**Do this:**
Every line of the material below must be repeated exactly.

**Extracted data:**
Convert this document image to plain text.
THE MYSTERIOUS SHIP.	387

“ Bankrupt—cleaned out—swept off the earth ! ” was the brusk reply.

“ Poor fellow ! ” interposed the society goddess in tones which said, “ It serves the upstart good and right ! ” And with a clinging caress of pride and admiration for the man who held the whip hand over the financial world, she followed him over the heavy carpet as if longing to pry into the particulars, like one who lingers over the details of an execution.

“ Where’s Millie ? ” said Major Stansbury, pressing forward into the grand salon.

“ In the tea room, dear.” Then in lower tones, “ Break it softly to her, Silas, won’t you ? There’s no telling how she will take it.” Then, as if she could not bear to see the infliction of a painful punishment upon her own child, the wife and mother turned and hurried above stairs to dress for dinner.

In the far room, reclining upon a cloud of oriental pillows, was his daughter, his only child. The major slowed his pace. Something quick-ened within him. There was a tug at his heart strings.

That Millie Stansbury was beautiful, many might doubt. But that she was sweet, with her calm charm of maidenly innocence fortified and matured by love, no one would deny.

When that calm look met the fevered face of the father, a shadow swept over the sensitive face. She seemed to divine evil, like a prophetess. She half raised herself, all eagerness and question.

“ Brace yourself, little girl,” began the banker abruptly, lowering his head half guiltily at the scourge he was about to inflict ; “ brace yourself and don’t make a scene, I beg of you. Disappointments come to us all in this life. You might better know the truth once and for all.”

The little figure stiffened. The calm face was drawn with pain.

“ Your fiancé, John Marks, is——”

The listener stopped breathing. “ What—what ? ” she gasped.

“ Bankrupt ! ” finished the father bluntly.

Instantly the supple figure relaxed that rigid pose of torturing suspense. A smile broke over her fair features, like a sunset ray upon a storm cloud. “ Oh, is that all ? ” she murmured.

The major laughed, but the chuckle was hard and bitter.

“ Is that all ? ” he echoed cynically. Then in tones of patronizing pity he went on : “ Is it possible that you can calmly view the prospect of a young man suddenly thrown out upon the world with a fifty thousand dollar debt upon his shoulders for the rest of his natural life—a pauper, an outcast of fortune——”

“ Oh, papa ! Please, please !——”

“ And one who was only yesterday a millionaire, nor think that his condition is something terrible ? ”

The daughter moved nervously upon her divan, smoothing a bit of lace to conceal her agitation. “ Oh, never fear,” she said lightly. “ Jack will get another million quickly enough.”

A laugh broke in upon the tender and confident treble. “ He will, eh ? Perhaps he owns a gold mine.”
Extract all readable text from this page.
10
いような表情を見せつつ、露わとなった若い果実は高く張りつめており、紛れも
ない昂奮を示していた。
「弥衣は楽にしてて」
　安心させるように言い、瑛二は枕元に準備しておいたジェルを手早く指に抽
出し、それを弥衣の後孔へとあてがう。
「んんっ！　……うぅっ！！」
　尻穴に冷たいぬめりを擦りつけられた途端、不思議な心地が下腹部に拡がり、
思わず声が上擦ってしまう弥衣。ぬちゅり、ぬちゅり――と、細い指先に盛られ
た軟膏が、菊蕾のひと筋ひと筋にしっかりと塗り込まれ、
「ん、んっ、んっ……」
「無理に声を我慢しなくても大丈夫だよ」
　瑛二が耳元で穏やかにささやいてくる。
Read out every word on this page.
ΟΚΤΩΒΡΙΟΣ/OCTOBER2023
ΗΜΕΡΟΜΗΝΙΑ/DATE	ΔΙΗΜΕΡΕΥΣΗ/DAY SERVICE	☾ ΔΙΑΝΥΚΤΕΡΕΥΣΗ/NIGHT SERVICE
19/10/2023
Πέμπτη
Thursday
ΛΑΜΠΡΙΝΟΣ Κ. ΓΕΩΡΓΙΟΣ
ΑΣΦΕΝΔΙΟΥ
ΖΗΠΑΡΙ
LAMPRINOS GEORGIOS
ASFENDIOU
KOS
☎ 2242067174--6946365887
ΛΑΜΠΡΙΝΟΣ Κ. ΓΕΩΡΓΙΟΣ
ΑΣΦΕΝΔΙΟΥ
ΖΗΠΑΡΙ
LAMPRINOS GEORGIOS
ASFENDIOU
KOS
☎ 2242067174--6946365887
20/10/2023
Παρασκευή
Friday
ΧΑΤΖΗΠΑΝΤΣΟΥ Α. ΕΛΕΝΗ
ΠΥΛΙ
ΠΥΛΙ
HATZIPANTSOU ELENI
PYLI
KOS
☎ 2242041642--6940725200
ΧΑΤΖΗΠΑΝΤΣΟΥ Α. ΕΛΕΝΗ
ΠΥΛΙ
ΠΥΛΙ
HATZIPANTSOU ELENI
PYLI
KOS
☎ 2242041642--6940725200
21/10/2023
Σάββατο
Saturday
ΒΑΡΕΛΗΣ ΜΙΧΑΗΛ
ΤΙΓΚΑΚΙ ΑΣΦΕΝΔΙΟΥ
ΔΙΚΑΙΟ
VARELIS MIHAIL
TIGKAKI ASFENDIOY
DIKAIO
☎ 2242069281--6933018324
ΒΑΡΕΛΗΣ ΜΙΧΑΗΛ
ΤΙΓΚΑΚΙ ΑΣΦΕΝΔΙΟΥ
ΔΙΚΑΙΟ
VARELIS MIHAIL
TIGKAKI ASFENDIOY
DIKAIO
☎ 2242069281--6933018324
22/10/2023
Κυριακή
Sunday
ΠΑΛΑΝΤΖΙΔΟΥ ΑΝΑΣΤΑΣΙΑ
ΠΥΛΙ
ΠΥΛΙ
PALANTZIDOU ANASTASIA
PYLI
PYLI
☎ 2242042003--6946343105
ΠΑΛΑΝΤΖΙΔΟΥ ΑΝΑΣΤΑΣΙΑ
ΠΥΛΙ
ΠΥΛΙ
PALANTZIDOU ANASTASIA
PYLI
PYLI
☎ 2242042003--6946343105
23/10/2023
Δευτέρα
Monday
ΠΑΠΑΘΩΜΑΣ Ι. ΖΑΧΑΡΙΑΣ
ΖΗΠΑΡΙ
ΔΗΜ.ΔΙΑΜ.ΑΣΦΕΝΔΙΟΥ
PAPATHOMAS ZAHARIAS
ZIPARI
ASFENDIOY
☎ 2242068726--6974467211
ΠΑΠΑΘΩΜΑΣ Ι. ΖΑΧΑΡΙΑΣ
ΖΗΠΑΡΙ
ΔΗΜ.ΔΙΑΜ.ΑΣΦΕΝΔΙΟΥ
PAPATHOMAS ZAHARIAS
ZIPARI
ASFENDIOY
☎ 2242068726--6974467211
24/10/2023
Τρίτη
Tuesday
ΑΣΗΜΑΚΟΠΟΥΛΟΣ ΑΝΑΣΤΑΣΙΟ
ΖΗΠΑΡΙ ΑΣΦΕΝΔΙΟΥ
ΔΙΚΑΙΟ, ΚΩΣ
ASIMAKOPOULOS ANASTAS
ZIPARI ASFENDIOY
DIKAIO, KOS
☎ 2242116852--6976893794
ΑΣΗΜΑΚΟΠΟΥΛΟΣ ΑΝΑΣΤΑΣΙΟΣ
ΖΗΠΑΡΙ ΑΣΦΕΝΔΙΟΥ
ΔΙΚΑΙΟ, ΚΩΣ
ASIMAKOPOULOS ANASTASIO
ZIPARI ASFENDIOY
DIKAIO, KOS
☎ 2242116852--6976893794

**The completed task:**
Convert this document image to plain text.
THE MYSTERIOUS SHIP.	387

“ Bankrupt—cleaned out—swept off the earth ! ” was the brusk reply.

“ Poor fellow ! ” interposed the society goddess in tones which said, “ It serves the upstart good and right ! ” And with a clinging caress of pride and admiration for the man who held the whip hand over the financial world, she followed him over the heavy carpet as if longing to pry into the particulars, like one who lingers over the details of an execution.

“ Where’s Millie ? ” said Major Stansbury, pressing forward into the grand salon.

“ In the tea room, dear.” Then in lower tones, “ Break it softly to her, Silas, won’t you ? There’s no telling how she will take it.” Then, as if she could not bear to see the infliction of a painful punishment upon her own child, the wife and mother turned and hurried above stairs to dress for dinner.

In the far room, reclining upon a cloud of oriental pillows, was his daughter, his only child. The major slowed his pace. Something quick-ened within him. There was a tug at his heart strings.

That Millie Stansbury was beautiful, many might doubt. But that she was sweet, with her calm charm of maidenly innocence fortified and matured by love, no one would deny.

When that calm look met the fevered face of the father, a shadow swept over the sensitive face. She seemed to divine evil, like a prophetess. She half raised herself, all eagerness and question.

“ Brace yourself, little girl,” began the banker abruptly, lowering his head half guiltily at the scourge he was about to inflict ; “ brace yourself and don’t make a scene, I beg of you. Disappointments come to us all in this life. You might better know the truth once and for all.”

The little figure stiffened. The calm face was drawn with pain.

“ Your fiancé, John Marks, is——”

The listener stopped breathing. “ What—what ? ” she gasped.

“ Bankrupt ! ” finished the father bluntly.

Instantly the supple figure relaxed that rigid pose of torturing suspense. A smile broke over her fair features, like a sunset ray upon a storm cloud. “ Oh, is that all ? ” she murmured.

The major laughed, but the chuckle was hard and bitter.

“ Is that all ? ” he echoed cynically. Then in tones of patronizing pity he went on : “ Is it possible that you can calmly view the prospect of a young man suddenly thrown out upon the world with a fifty thousand dollar debt upon his shoulders for the rest of his natural life—a pauper, an outcast of fortune——”

“ Oh, papa ! Please, please !——”

“ And one who was only yesterday a millionaire, nor think that his condition is something terrible ? ”

The daughter moved nervously upon her divan, smoothing a bit of lace to conceal her agitation. “ Oh, never fear,” she said lightly. “ Jack will get another million quickly enough.”

A laugh broke in upon the tender and confident treble. “ He will, eh ? Perhaps he owns a gold mine.”
Extract all readable text from this page.
10
いような表情を見せつつ、露わとなった若い果実は高く張りつめており、紛れも
ない昂奮を示していた。
「弥衣は楽にしてて」
　安心させるように言い、瑛二は枕元に準備しておいたジェルを手早く指に抽
出し、それを弥衣の後孔へとあてがう。
「んんっ！　……うぅっ！！」
　尻穴に冷たいぬめりを擦りつけられた途端、不思議な心地が下腹部に拡がり、
思わず声が上擦ってしまう弥衣。ぬちゅり、ぬちゅり――と、細い指先に盛られ
た軟膏が、菊蕾のひと筋ひと筋にしっかりと塗り込まれ、
「ん、んっ、んっ……」
「無理に声を我慢しなくても大丈夫だよ」
　瑛二が耳元で穏やかにささやいてくる。
Read out every word on this page.
ΟΚΤΩΒΡΙΟΣ/OCTOBER2023
ΗΜΕΡΟΜΗΝΙΑ/DATE	ΔΙΗΜΕΡΕΥΣΗ/DAY SERVICE	☾ ΔΙΑΝΥΚΤΕΡΕΥΣΗ/NIGHT SERVICE
19/10/2023
Πέμπτη
Thursday
ΛΑΜΠΡΙΝΟΣ Κ. ΓΕΩΡΓΙΟΣ
ΑΣΦΕΝΔΙΟΥ
ΖΗΠΑΡΙ
LAMPRINOS GEORGIOS
ASFENDIOU
KOS
☎ 2242067174--6946365887
ΛΑΜΠΡΙΝΟΣ Κ. ΓΕΩΡΓΙΟΣ
ΑΣΦΕΝΔΙΟΥ
ΖΗΠΑΡΙ
LAMPRINOS GEORGIOS
ASFENDIOU
KOS
☎ 2242067174--6946365887
20/10/2023
Παρασκευή
Friday
ΧΑΤΖΗΠΑΝΤΣΟΥ Α. ΕΛΕΝΗ
ΠΥΛΙ
ΠΥΛΙ
HATZIPANTSOU ELENI
PYLI
KOS
☎ 2242041642--6940725200
ΧΑΤΖΗΠΑΝΤΣΟΥ Α. ΕΛΕΝΗ
ΠΥΛΙ
ΠΥΛΙ
HATZIPANTSOU ELENI
PYLI
KOS
☎ 2242041642--6940725200
21/10/2023
Σάββατο
Saturday
ΒΑΡΕΛΗΣ ΜΙΧΑΗΛ
ΤΙΓΚΑΚΙ ΑΣΦΕΝΔΙΟΥ
ΔΙΚΑΙΟ
VARELIS MIHAIL
TIGKAKI ASFENDIOY
DIKAIO
☎ 2242069281--6933018324
ΒΑΡΕΛΗΣ ΜΙΧΑΗΛ
ΤΙΓΚΑΚΙ ΑΣΦΕΝΔΙΟΥ
ΔΙΚΑΙΟ
VARELIS MIHAIL
TIGKAKI ASFENDIOY
DIKAIO
☎ 2242069281--6933018324
22/10/2023
Κυριακή
Sunday
ΠΑΛΑΝΤΖΙΔΟΥ ΑΝΑΣΤΑΣΙΑ
ΠΥΛΙ
ΠΥΛΙ
PALANTZIDOU ANASTASIA
PYLI
PYLI
☎ 2242042003--6946343105
ΠΑΛΑΝΤΖΙΔΟΥ ΑΝΑΣΤΑΣΙΑ
ΠΥΛΙ
ΠΥΛΙ
PALANTZIDOU ANASTASIA
PYLI
PYLI
☎ 2242042003--6946343105
23/10/2023
Δευτέρα
Monday
ΠΑΠΑΘΩΜΑΣ Ι. ΖΑΧΑΡΙΑΣ
ΖΗΠΑΡΙ
ΔΗΜ.ΔΙΑΜ.ΑΣΦΕΝΔΙΟΥ
PAPATHOMAS ZAHARIAS
ZIPARI
ASFENDIOY
☎ 2242068726--6974467211
ΠΑΠΑΘΩΜΑΣ Ι. ΖΑΧΑΡΙΑΣ
ΖΗΠΑΡΙ
ΔΗΜ.ΔΙΑΜ.ΑΣΦΕΝΔΙΟΥ
PAPATHOMAS ZAHARIAS
ZIPARI
ASFENDIOY
☎ 2242068726--6974467211
24/10/2023
Τρίτη
Tuesday
ΑΣΗΜΑΚΟΠΟΥΛΟΣ ΑΝΑΣΤΑΣΙΟ
ΖΗΠΑΡΙ ΑΣΦΕΝΔΙΟΥ
ΔΙΚΑΙΟ, ΚΩΣ
ASIMAKOPOULOS ANASTAS
ZIPARI ASFENDIOY
DIKAIO, KOS
☎ 2242116852--6976893794
ΑΣΗΜΑΚΟΠΟΥΛΟΣ ΑΝΑΣΤΑΣΙΟΣ
ΖΗΠΑΡΙ ΑΣΦΕΝΔΙΟΥ
ΔΙΚΑΙΟ, ΚΩΣ
ASIMAKOPOULOS ANASTASIO
ZIPARI ASFENDIOY
DIKAIO, KOS
☎ 2242116852--6976893794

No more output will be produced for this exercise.